Hago esta introducción para comentarles aquí, una vez debidamente ubicado por todos ustedes, el intento de cambio de régimen que los amigos Sánchez e Iglesias están intentado colarnos -por la puerta de atrás- con la excusa de las presuntas irregularidades económicas del Rey Emérito. Que, pongamos todo en su debido lugar, han sido reveladas por un policía corrupto y una amante despechada, y están pendientes de investigación y de verificación judicial bajo el necesario principio contradictorio. O sea, que Don Juan Carlos tiene -como tendría cualquiera de ustedes- perfecto derecho a defenderse y a no ser lapidado en la plaza pública de forma inmisericorde y unilateral.
La cuestión de fondo es que Sánchez e Iglesias, dos yonkies enfermizos del poder a los que les da igual cargarse España con tal de durar un poco más en La Moncloa, han puesto su punto de mira en la Monarquía constitucional. Porque una Presidencia de la República les parece un retiro aceptable si las cosas vinieran mal dadas. Pero resulta que Don Juan Carlos ha sido -en el aspecto público- un monarca ejemplar, trayendo la democracia a España -cuando fue nombrado por un dictador- y contribuyendo al mayor periodo de paz y prosperidad que nuestra larga historia ha conocido. Su posterior conducta decepcionante y poco ejemplar en lo personal no puede empañar definitivamente su gran figura pública. Porque en cuanto a falta de ejemplaridad personal podríamos organizar una interesante competición: Sánchez plagió su tesis doctoral, preside el partido condenado por el mayor escándalo de corrupción de la historia de España, mintió como un bellaco a sus votantes en cuanto a sus alianzas post-electorales, viaja en Falcon para asuntos privados y nos engaña continuamente con los datos y la gestión de la pandemia; Iglesias -que tuvo la jeta de llamar “corrupto” al monarca al anunciar su marcha- ha recibido fondos opacos de Irán y Venezuela, maneja su partido como la finca particular de un sátrapa bananero, es un machista recalcitrante que coloca y descoloca a concubinas según ocupen su lecho particular, y está siendo investigado por delitos contra los secretos privados de una antigua colaboradora. ¿Dónde está su ejemplaridad?

▶ [TUS TAREAS]
(1) Reproduce del fragmento el pasaje que va desde "Hago esta introducción" hasta "inmisericorde y unilateral.", ambos incluidos.
(2) Según el fragmento, ¿quiénes revelaron las presuntas irregularidades económicas del Rey Emérito?
Las líneas no hacen falta para nada.

▶ [Datos de predicción de cuadros delimitadores]
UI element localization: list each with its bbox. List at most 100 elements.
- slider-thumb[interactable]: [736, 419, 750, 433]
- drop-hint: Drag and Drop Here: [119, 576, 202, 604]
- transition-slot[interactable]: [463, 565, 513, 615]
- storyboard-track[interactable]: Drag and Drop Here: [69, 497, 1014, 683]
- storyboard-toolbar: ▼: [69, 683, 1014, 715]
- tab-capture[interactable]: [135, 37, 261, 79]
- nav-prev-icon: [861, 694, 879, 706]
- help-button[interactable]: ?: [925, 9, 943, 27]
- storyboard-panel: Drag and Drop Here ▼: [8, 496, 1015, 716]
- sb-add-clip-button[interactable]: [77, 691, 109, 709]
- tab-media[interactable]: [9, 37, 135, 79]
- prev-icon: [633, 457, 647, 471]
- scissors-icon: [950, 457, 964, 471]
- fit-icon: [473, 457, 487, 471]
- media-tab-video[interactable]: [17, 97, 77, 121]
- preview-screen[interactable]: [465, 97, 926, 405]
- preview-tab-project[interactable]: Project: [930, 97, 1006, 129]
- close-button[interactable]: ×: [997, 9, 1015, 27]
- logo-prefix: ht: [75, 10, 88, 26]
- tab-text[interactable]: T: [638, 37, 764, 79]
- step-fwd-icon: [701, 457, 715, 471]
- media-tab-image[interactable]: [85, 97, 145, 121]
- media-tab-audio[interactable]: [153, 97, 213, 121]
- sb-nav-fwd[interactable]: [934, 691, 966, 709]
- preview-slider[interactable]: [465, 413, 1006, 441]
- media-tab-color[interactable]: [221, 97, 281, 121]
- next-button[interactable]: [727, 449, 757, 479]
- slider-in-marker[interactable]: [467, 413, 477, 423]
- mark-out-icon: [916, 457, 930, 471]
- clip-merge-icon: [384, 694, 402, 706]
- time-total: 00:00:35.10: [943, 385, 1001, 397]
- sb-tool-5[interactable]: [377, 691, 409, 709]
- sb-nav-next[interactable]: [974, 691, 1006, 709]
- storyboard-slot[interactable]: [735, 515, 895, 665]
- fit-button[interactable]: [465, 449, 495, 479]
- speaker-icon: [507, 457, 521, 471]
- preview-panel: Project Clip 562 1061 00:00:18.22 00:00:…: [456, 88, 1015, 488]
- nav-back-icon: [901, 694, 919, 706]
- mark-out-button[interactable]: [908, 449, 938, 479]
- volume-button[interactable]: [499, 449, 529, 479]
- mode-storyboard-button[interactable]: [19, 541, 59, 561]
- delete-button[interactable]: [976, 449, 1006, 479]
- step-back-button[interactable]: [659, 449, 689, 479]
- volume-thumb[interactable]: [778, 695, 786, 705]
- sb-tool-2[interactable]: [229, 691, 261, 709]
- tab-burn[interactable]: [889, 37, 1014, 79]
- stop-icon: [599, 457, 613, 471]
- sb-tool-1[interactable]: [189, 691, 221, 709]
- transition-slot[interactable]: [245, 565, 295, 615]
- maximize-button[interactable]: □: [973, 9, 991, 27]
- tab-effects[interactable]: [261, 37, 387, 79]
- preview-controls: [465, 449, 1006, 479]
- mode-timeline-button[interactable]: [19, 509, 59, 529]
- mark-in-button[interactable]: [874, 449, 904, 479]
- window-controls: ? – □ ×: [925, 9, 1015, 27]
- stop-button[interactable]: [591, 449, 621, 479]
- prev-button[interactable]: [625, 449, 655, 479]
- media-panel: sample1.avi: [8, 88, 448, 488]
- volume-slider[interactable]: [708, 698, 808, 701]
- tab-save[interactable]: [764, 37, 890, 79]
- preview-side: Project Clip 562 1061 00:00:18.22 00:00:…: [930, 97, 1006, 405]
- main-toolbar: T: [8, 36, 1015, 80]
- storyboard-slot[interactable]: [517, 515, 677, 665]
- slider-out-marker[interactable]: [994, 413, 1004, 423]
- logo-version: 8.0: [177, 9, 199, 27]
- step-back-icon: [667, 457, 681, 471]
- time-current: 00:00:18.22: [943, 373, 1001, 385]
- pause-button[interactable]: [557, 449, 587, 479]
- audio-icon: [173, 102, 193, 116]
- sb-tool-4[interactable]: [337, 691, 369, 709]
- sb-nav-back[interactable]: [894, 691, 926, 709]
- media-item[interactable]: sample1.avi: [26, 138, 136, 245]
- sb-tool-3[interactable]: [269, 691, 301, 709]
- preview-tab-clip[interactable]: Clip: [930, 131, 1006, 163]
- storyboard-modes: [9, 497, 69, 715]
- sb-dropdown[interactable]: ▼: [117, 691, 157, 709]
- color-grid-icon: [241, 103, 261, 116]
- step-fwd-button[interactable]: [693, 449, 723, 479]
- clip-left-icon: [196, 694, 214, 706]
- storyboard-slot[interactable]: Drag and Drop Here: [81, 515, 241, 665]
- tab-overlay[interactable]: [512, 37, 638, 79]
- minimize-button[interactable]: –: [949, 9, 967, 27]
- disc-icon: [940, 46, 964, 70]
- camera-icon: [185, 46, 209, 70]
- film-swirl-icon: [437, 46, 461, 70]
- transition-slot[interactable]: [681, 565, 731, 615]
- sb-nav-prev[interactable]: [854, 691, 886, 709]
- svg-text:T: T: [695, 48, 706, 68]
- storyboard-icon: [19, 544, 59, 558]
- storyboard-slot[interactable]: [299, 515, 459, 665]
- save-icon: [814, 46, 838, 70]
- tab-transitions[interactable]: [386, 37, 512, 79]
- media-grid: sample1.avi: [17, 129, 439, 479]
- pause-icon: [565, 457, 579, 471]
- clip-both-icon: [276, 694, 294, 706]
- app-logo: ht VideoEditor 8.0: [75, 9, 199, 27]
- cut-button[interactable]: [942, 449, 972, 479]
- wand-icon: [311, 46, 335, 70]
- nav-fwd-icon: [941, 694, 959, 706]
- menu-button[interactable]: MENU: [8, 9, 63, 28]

▶ [RESULTADOS DEL EJERCICIO]
(1)
Hago esta introducción para comentarles aquí, una vez debidamente ubicado por todos ustedes, el intento de cambio de régimen que los amigos Sánchez e Iglesias están intentado colarnos -por la puerta de atrás- con la excusa de las presuntas irregularidades económicas del Rey Emérito. Que, pongamos todo en su debido lugar, han sido reveladas por un policía corrupto y una amante despechada, y están pendientes de investigación y de verificación judicial bajo el necesario principio contradictorio. O sea, que Don Juan Carlos tiene -como tendría cualquiera de ustedes- perfecto derecho a defenderse y a no ser lapidado en la plaza pública de forma inmisericorde y unilateral.

(2) Un policía corrupto y una amante despechada.